Figure record extracts:
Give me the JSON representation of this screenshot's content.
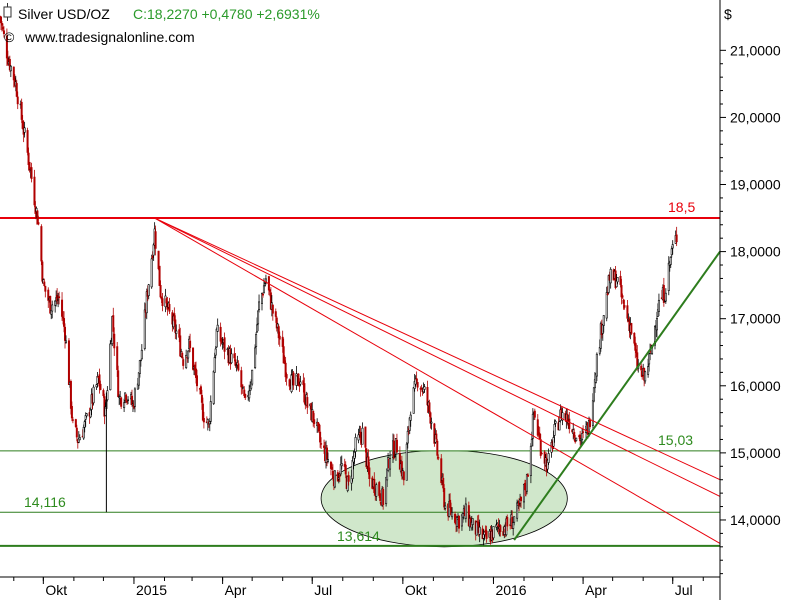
{
  "header": {
    "symbol": "Silver USD/OZ",
    "quote": "C:18,2270 +0,4780 +2,6931%",
    "source": "www.tradesignalonline.com",
    "currency": "$"
  },
  "colors": {
    "background": "#ffffff",
    "resistance": "#e8000b",
    "support": "#2e7d1e",
    "label_green": "#2e8b1e",
    "quote_green": "#2a9a2a",
    "fill_green": "#a9d3a0",
    "candle_up": "#000000",
    "candle_down": "#b00000"
  },
  "chart_data": {
    "type": "candlestick",
    "title": "Silver USD/OZ",
    "ylabel": "$",
    "ylim": [
      13.15,
      21.75
    ],
    "xlim": [
      "2014-08-18",
      "2016-08-18"
    ],
    "x_ticks": [
      {
        "label": "Okt",
        "date": "2014-10-01"
      },
      {
        "label": "2015",
        "date": "2015-01-01"
      },
      {
        "label": "Apr",
        "date": "2015-04-01"
      },
      {
        "label": "Jul",
        "date": "2015-07-01"
      },
      {
        "label": "Okt",
        "date": "2015-10-01"
      },
      {
        "label": "2016",
        "date": "2016-01-01"
      },
      {
        "label": "Apr",
        "date": "2016-04-01"
      },
      {
        "label": "Jul",
        "date": "2016-07-01"
      }
    ],
    "y_ticks": [
      "14,0000",
      "15,0000",
      "16,0000",
      "17,0000",
      "18,0000",
      "19,0000",
      "20,0000",
      "21,0000"
    ],
    "y_tick_values": [
      14,
      15,
      16,
      17,
      18,
      19,
      20,
      21
    ],
    "price_path": [
      [
        "2014-08-18",
        21.5
      ],
      [
        "2014-08-26",
        20.9
      ],
      [
        "2014-09-03",
        20.5
      ],
      [
        "2014-09-10",
        19.9
      ],
      [
        "2014-09-18",
        19.2
      ],
      [
        "2014-09-26",
        18.4
      ],
      [
        "2014-10-01",
        17.5
      ],
      [
        "2014-10-08",
        17.2
      ],
      [
        "2014-10-17",
        17.3
      ],
      [
        "2014-10-23",
        16.8
      ],
      [
        "2014-10-31",
        15.4
      ],
      [
        "2014-11-05",
        15.2
      ],
      [
        "2014-11-12",
        15.4
      ],
      [
        "2014-11-18",
        15.7
      ],
      [
        "2014-11-26",
        16.1
      ],
      [
        "2014-12-03",
        15.6
      ],
      [
        "2014-12-10",
        17.0
      ],
      [
        "2014-12-17",
        15.8
      ],
      [
        "2014-12-24",
        15.9
      ],
      [
        "2014-12-31",
        15.7
      ],
      [
        "2015-01-08",
        16.4
      ],
      [
        "2015-01-14",
        17.3
      ],
      [
        "2015-01-22",
        18.3
      ],
      [
        "2015-01-28",
        17.4
      ],
      [
        "2015-02-05",
        17.1
      ],
      [
        "2015-02-13",
        16.8
      ],
      [
        "2015-02-20",
        16.4
      ],
      [
        "2015-02-26",
        16.6
      ],
      [
        "2015-03-05",
        16.1
      ],
      [
        "2015-03-12",
        15.6
      ],
      [
        "2015-03-18",
        15.4
      ],
      [
        "2015-03-26",
        16.8
      ],
      [
        "2015-04-02",
        16.6
      ],
      [
        "2015-04-10",
        16.4
      ],
      [
        "2015-04-17",
        16.2
      ],
      [
        "2015-04-24",
        15.7
      ],
      [
        "2015-05-01",
        16.2
      ],
      [
        "2015-05-08",
        17.2
      ],
      [
        "2015-05-15",
        17.6
      ],
      [
        "2015-05-22",
        17.1
      ],
      [
        "2015-05-29",
        16.7
      ],
      [
        "2015-06-05",
        16.2
      ],
      [
        "2015-06-12",
        16.0
      ],
      [
        "2015-06-19",
        16.1
      ],
      [
        "2015-06-26",
        15.7
      ],
      [
        "2015-07-03",
        15.5
      ],
      [
        "2015-07-10",
        15.1
      ],
      [
        "2015-07-17",
        14.9
      ],
      [
        "2015-07-24",
        14.6
      ],
      [
        "2015-07-31",
        14.8
      ],
      [
        "2015-08-07",
        14.5
      ],
      [
        "2015-08-14",
        15.1
      ],
      [
        "2015-08-21",
        15.3
      ],
      [
        "2015-08-28",
        14.6
      ],
      [
        "2015-09-04",
        14.5
      ],
      [
        "2015-09-11",
        14.3
      ],
      [
        "2015-09-18",
        15.0
      ],
      [
        "2015-09-25",
        15.1
      ],
      [
        "2015-10-02",
        14.6
      ],
      [
        "2015-10-09",
        15.7
      ],
      [
        "2015-10-16",
        16.1
      ],
      [
        "2015-10-23",
        15.9
      ],
      [
        "2015-10-30",
        15.5
      ],
      [
        "2015-11-06",
        14.9
      ],
      [
        "2015-11-13",
        14.2
      ],
      [
        "2015-11-20",
        14.1
      ],
      [
        "2015-11-27",
        14.0
      ],
      [
        "2015-12-04",
        14.1
      ],
      [
        "2015-12-11",
        13.9
      ],
      [
        "2015-12-18",
        13.8
      ],
      [
        "2015-12-24",
        13.7
      ],
      [
        "2015-12-31",
        13.8
      ],
      [
        "2016-01-07",
        13.9
      ],
      [
        "2016-01-14",
        13.9
      ],
      [
        "2016-01-21",
        14.0
      ],
      [
        "2016-01-28",
        14.2
      ],
      [
        "2016-02-04",
        14.6
      ],
      [
        "2016-02-11",
        15.6
      ],
      [
        "2016-02-18",
        15.1
      ],
      [
        "2016-02-25",
        14.8
      ],
      [
        "2016-03-03",
        15.3
      ],
      [
        "2016-03-10",
        15.6
      ],
      [
        "2016-03-17",
        15.5
      ],
      [
        "2016-03-24",
        15.3
      ],
      [
        "2016-03-31",
        15.2
      ],
      [
        "2016-04-07",
        15.4
      ],
      [
        "2016-04-14",
        16.3
      ],
      [
        "2016-04-21",
        17.0
      ],
      [
        "2016-04-28",
        17.6
      ],
      [
        "2016-05-05",
        17.6
      ],
      [
        "2016-05-12",
        17.2
      ],
      [
        "2016-05-19",
        16.9
      ],
      [
        "2016-05-26",
        16.3
      ],
      [
        "2016-06-02",
        16.1
      ],
      [
        "2016-06-09",
        16.5
      ],
      [
        "2016-06-16",
        17.2
      ],
      [
        "2016-06-23",
        17.4
      ],
      [
        "2016-06-30",
        18.0
      ],
      [
        "2016-07-05",
        18.22
      ]
    ],
    "spike_lows": [
      [
        "2014-12-04",
        14.116
      ]
    ],
    "horizontal_levels": [
      {
        "value": 18.5,
        "label": "18,5",
        "role": "resistance"
      },
      {
        "value": 15.03,
        "label": "15,03",
        "role": "support"
      },
      {
        "value": 14.116,
        "label": "14,116",
        "role": "support"
      },
      {
        "value": 13.614,
        "label": "13,614",
        "role": "support"
      }
    ],
    "trendlines": [
      {
        "role": "resistance",
        "from": [
          "2015-01-22",
          18.5
        ],
        "to": [
          "2016-08-18",
          14.6
        ]
      },
      {
        "role": "resistance",
        "from": [
          "2015-01-22",
          18.5
        ],
        "to": [
          "2016-08-18",
          14.35
        ]
      },
      {
        "role": "resistance",
        "from": [
          "2015-01-22",
          18.5
        ],
        "to": [
          "2016-08-18",
          13.65
        ]
      },
      {
        "role": "support",
        "from": [
          "2016-01-22",
          13.7
        ],
        "to": [
          "2016-08-18",
          18.0
        ]
      }
    ],
    "rounding_bottom": {
      "center": [
        "2015-11-12",
        14.32
      ],
      "x_halfwidth_days": 125,
      "y_halfheight": 0.72
    }
  }
}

▸ What to do:
In the material above, find the lines that contain "date" and show them.

▸ Final answer:
        "date": "2014-10-01"
        "date": "2015-01-01"
        "date": "2015-04-01"
        "date": "2015-07-01"
        "date": "2015-10-01"
        "date": "2016-01-01"
        "date": "2016-04-01"
        "date": "2016-07-01"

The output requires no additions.